Case study — one hour with AI saved me €1000 a year

This is not theory. It’s a continuation of a series of real cases. In the first article I described how AI helped me close a case with Polish debt collectors. Here — how I reduced my monthly car insurance from €140 to €60. That’s about €1000 a year on one car.

How it started

I bought a car in the Netherlands. A standard passenger car under 2 liters. The insurer quoted €140 per month.

Why so much? “That’s the standard rate for foreigners. Everyone gets this.” You’re new in the country, you have no local history, we have no data — pay like a beginner.

I knew what Dutch drivers with similar experience pay. Around €40 per month. So I was overpaying €100 every month. Over a year that’s €1200. Over five years — €6000. Serious money for “because you’re a foreigner”.

It bothered me.

First attempt — on my own

I googled. Asked friends. Wrote to the insurer asking them to review it. I also threw a few questions into AI — without context, just “my insurance is expensive, how do I reduce it”.

Everywhere the answer was the same: “This is for all foreigners, you don’t have history in the country, you can’t do anything.”

And again I thought — stop. That can’t be right. Twenty years of driving. No serious incidents. And they tell me “you can’t do anything”?

So I’m asking the wrong question. I need a different approach.

Request 1:
Answer these questions using the car insurance case study:
(a) What monthly rate did the insurer first quote for the car bought in the Netherlands?
(b) About how much per month does the case study say Dutch drivers with similar experience pay?
(c) How many years of driving does the case study cite?

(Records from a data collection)
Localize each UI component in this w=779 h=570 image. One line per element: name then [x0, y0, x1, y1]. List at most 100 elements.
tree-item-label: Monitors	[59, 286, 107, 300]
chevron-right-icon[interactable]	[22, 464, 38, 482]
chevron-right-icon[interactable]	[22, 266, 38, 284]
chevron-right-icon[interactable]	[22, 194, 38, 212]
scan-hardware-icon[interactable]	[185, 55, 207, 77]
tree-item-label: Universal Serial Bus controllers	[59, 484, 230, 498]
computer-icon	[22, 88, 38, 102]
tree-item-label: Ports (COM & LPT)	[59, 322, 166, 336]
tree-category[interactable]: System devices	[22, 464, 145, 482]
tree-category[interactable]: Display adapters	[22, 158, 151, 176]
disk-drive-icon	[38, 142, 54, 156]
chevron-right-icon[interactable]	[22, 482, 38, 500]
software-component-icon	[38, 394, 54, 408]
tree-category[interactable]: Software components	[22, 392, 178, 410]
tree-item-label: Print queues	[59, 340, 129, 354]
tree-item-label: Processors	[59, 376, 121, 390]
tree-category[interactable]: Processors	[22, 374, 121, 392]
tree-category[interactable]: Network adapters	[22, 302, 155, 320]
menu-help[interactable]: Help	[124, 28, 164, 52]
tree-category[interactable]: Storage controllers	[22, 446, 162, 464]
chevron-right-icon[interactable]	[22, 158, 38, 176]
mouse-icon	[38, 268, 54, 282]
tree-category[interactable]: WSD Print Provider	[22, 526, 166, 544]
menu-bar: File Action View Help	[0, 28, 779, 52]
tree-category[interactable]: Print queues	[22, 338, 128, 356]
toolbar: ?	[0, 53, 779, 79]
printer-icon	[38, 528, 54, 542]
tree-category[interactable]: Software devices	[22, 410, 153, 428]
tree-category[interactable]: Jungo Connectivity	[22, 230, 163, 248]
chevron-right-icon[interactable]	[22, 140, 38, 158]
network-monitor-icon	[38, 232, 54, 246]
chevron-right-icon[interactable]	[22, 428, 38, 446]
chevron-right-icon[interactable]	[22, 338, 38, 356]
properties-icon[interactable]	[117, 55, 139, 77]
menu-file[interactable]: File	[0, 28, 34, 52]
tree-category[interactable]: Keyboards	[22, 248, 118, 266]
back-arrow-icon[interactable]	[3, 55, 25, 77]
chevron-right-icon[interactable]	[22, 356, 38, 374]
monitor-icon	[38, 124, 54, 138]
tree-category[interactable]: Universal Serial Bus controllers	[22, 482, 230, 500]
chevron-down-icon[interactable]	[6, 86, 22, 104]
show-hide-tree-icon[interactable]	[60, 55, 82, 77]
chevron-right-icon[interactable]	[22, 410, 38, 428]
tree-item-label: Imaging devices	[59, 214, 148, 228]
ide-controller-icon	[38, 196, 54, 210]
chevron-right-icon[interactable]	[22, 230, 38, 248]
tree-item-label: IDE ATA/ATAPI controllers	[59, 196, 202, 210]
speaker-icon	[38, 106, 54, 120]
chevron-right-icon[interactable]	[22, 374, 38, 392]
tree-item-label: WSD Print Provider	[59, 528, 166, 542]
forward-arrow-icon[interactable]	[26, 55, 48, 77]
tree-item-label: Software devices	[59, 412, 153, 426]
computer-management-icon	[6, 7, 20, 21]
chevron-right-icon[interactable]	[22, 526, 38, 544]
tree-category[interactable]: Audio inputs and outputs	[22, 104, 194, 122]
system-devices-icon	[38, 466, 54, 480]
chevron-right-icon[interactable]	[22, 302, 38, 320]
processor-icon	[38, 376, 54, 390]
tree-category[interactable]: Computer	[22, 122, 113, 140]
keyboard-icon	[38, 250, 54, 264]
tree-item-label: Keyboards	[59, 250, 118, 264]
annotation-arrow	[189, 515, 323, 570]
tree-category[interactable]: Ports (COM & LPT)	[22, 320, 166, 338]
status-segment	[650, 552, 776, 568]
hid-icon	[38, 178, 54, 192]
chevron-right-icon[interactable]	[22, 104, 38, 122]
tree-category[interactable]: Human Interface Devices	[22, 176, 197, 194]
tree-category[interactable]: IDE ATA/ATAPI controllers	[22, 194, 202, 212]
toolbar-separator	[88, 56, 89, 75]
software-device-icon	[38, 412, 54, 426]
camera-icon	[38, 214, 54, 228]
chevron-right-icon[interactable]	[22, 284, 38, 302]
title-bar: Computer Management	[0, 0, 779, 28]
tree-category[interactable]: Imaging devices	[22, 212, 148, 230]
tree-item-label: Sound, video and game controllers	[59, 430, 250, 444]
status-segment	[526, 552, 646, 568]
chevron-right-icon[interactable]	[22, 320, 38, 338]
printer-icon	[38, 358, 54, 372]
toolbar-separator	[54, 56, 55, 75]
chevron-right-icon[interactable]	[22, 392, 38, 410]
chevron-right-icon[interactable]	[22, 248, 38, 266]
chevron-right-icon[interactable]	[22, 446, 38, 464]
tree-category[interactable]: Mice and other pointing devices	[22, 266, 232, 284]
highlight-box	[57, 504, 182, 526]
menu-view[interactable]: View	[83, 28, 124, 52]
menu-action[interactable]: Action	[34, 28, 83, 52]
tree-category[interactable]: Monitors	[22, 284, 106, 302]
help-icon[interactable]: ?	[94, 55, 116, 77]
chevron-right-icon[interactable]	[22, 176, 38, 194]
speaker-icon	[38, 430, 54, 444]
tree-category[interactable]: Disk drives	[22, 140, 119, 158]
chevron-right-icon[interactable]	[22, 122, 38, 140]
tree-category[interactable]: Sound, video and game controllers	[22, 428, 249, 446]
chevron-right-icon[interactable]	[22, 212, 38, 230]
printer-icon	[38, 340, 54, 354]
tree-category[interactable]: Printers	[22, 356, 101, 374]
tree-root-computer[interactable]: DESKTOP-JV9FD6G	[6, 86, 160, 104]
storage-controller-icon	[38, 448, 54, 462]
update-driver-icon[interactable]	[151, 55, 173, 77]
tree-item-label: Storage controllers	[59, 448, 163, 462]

Request 2:
Extract the records from their first line through the line containing "86, 22, 104]". Include both end lines.

Written response 1:
(a) €140 per month.
(b) Around €40 per month.
(c) Twenty years.

Written response 2:
Localize each UI component in this w=779 h=570 image. One line per element: name then [x0, y0, x1, y1]. List at most 100 elements.
tree-item-label: Monitors	[59, 286, 107, 300]
chevron-right-icon[interactable]	[22, 464, 38, 482]
chevron-right-icon[interactable]	[22, 266, 38, 284]
chevron-right-icon[interactable]	[22, 194, 38, 212]
scan-hardware-icon[interactable]	[185, 55, 207, 77]
tree-item-label: Universal Serial Bus controllers	[59, 484, 230, 498]
computer-icon	[22, 88, 38, 102]
tree-item-label: Ports (COM & LPT)	[59, 322, 166, 336]
tree-category[interactable]: System devices	[22, 464, 145, 482]
tree-category[interactable]: Display adapters	[22, 158, 151, 176]
disk-drive-icon	[38, 142, 54, 156]
chevron-right-icon[interactable]	[22, 482, 38, 500]
software-component-icon	[38, 394, 54, 408]
tree-category[interactable]: Software components	[22, 392, 178, 410]
tree-item-label: Print queues	[59, 340, 129, 354]
tree-item-label: Processors	[59, 376, 121, 390]
tree-category[interactable]: Processors	[22, 374, 121, 392]
tree-category[interactable]: Network adapters	[22, 302, 155, 320]
menu-help[interactable]: Help	[124, 28, 164, 52]
tree-category[interactable]: Storage controllers	[22, 446, 162, 464]
chevron-right-icon[interactable]	[22, 158, 38, 176]
mouse-icon	[38, 268, 54, 282]
tree-category[interactable]: WSD Print Provider	[22, 526, 166, 544]
menu-bar: File Action View Help	[0, 28, 779, 52]
tree-category[interactable]: Print queues	[22, 338, 128, 356]
toolbar: ?	[0, 53, 779, 79]
printer-icon	[38, 528, 54, 542]
tree-category[interactable]: Software devices	[22, 410, 153, 428]
tree-category[interactable]: Jungo Connectivity	[22, 230, 163, 248]
chevron-right-icon[interactable]	[22, 140, 38, 158]
network-monitor-icon	[38, 232, 54, 246]
chevron-right-icon[interactable]	[22, 428, 38, 446]
chevron-right-icon[interactable]	[22, 338, 38, 356]
properties-icon[interactable]	[117, 55, 139, 77]
menu-file[interactable]: File	[0, 28, 34, 52]
tree-category[interactable]: Keyboards	[22, 248, 118, 266]
back-arrow-icon[interactable]	[3, 55, 25, 77]
chevron-right-icon[interactable]	[22, 356, 38, 374]
monitor-icon	[38, 124, 54, 138]
tree-category[interactable]: Universal Serial Bus controllers	[22, 482, 230, 500]
chevron-down-icon[interactable]	[6, 86, 22, 104]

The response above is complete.